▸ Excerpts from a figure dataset
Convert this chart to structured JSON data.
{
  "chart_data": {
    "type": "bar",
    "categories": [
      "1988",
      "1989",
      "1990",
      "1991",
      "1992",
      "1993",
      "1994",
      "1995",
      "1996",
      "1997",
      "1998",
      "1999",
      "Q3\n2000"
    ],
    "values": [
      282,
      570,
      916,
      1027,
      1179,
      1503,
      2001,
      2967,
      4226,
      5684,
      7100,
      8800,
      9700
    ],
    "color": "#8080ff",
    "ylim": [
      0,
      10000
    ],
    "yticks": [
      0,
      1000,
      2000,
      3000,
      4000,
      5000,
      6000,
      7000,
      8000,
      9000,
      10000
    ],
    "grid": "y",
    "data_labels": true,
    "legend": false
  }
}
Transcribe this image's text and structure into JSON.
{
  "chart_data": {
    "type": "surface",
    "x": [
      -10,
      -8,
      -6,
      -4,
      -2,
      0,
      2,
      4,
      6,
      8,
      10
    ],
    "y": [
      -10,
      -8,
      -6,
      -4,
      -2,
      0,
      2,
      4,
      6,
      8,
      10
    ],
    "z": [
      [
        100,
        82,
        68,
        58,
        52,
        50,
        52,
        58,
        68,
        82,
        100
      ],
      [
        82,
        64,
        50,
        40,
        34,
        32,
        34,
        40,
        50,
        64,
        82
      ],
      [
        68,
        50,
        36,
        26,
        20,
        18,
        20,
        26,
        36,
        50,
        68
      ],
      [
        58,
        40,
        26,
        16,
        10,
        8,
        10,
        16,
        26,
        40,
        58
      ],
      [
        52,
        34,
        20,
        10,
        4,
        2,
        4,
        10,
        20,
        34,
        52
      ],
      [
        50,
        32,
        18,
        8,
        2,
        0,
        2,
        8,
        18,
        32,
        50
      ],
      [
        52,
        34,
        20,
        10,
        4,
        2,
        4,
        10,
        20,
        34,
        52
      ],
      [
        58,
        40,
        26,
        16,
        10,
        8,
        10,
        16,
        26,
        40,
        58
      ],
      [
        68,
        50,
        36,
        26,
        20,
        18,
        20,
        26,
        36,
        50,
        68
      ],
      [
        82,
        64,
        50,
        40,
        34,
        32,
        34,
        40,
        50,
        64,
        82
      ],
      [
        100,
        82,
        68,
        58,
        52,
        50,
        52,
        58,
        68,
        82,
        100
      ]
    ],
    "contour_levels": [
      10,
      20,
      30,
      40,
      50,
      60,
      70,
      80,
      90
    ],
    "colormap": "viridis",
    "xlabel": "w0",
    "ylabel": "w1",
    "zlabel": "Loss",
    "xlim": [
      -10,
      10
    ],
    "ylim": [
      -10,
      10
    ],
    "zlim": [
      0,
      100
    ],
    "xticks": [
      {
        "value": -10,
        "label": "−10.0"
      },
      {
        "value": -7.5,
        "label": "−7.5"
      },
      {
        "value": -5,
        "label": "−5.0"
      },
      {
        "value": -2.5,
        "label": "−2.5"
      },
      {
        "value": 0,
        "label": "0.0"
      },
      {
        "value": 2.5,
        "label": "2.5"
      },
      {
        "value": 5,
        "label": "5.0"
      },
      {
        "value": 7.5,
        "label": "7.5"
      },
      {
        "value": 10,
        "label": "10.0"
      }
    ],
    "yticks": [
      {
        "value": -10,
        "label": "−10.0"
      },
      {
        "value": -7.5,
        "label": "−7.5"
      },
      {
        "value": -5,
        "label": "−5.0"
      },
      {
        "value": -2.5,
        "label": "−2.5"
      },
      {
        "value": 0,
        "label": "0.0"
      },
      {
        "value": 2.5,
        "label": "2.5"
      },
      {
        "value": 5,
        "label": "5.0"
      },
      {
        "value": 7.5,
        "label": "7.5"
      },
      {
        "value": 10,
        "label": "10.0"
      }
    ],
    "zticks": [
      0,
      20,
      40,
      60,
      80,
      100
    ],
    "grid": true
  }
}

▸ Exercise directions
Repeat all of the records above exactly as written.

▸ Solution
Convert this chart to structured JSON data.
{
  "chart_data": {
    "type": "bar",
    "categories": [
      "1988",
      "1989",
      "1990",
      "1991",
      "1992",
      "1993",
      "1994",
      "1995",
      "1996",
      "1997",
      "1998",
      "1999",
      "Q3\n2000"
    ],
    "values": [
      282,
      570,
      916,
      1027,
      1179,
      1503,
      2001,
      2967,
      4226,
      5684,
      7100,
      8800,
      9700
    ],
    "color": "#8080ff",
    "ylim": [
      0,
      10000
    ],
    "yticks": [
      0,
      1000,
      2000,
      3000,
      4000,
      5000,
      6000,
      7000,
      8000,
      9000,
      10000
    ],
    "grid": "y",
    "data_labels": true,
    "legend": false
  }
}
Transcribe this image's text and structure into JSON.
{
  "chart_data": {
    "type": "surface",
    "x": [
      -10,
      -8,
      -6,
      -4,
      -2,
      0,
      2,
      4,
      6,
      8,
      10
    ],
    "y": [
      -10,
      -8,
      -6,
      -4,
      -2,
      0,
      2,
      4,
      6,
      8,
      10
    ],
    "z": [
      [
        100,
        82,
        68,
        58,
        52,
        50,
        52,
        58,
        68,
        82,
        100
      ],
      [
        82,
        64,
        50,
        40,
        34,
        32,
        34,
        40,
        50,
        64,
        82
      ],
      [
        68,
        50,
        36,
        26,
        20,
        18,
        20,
        26,
        36,
        50,
        68
      ],
      [
        58,
        40,
        26,
        16,
        10,
        8,
        10,
        16,
        26,
        40,
        58
      ],
      [
        52,
        34,
        20,
        10,
        4,
        2,
        4,
        10,
        20,
        34,
        52
      ],
      [
        50,
        32,
        18,
        8,
        2,
        0,
        2,
        8,
        18,
        32,
        50
      ],
      [
        52,
        34,
        20,
        10,
        4,
        2,
        4,
        10,
        20,
        34,
        52
      ],
      [
        58,
        40,
        26,
        16,
        10,
        8,
        10,
        16,
        26,
        40,
        58
      ],
      [
        68,
        50,
        36,
        26,
        20,
        18,
        20,
        26,
        36,
        50,
        68
      ],
      [
        82,
        64,
        50,
        40,
        34,
        32,
        34,
        40,
        50,
        64,
        82
      ],
      [
        100,
        82,
        68,
        58,
        52,
        50,
        52,
        58,
        68,
        82,
        100
      ]
    ],
    "contour_levels": [
      10,
      20,
      30,
      40,
      50,
      60,
      70,
      80,
      90
    ],
    "colormap": "viridis",
    "xlabel": "w0",
    "ylabel": "w1",
    "zlabel": "Loss",
    "xlim": [
      -10,
      10
    ],
    "ylim": [
      -10,
      10
    ],
    "zlim": [
      0,
      100
    ],
    "xticks": [
      {
        "value": -10,
        "label": "−10.0"
      },
      {
        "value": -7.5,
        "label": "−7.5"
      },
      {
        "value": -5,
        "label": "−5.0"
      },
      {
        "value": -2.5,
        "label": "−2.5"
      },
      {
        "value": 0,
        "label": "0.0"
      },
      {
        "value": 2.5,
        "label": "2.5"
      },
      {
        "value": 5,
        "label": "5.0"
      },
      {
        "value": 7.5,
        "label": "7.5"
      },
      {
        "value": 10,
        "label": "10.0"
      }
    ],
    "yticks": [
      {
        "value": -10,
        "label": "−10.0"
      },
      {
        "value": -7.5,
        "label": "−7.5"
      },
      {
        "value": -5,
        "label": "−5.0"
      },
      {
        "value": -2.5,
        "label": "−2.5"
      },
      {
        "value": 0,
        "label": "0.0"
      },
      {
        "value": 2.5,
        "label": "2.5"
      },
      {
        "value": 5,
        "label": "5.0"
      },
      {
        "value": 7.5,
        "label": "7.5"
      },
      {
        "value": 10,
        "label": "10.0"
      }
    ],
    "zticks": [
      0,
      20,
      40,
      60,
      80,
      100
    ],
    "grid": true
  }
}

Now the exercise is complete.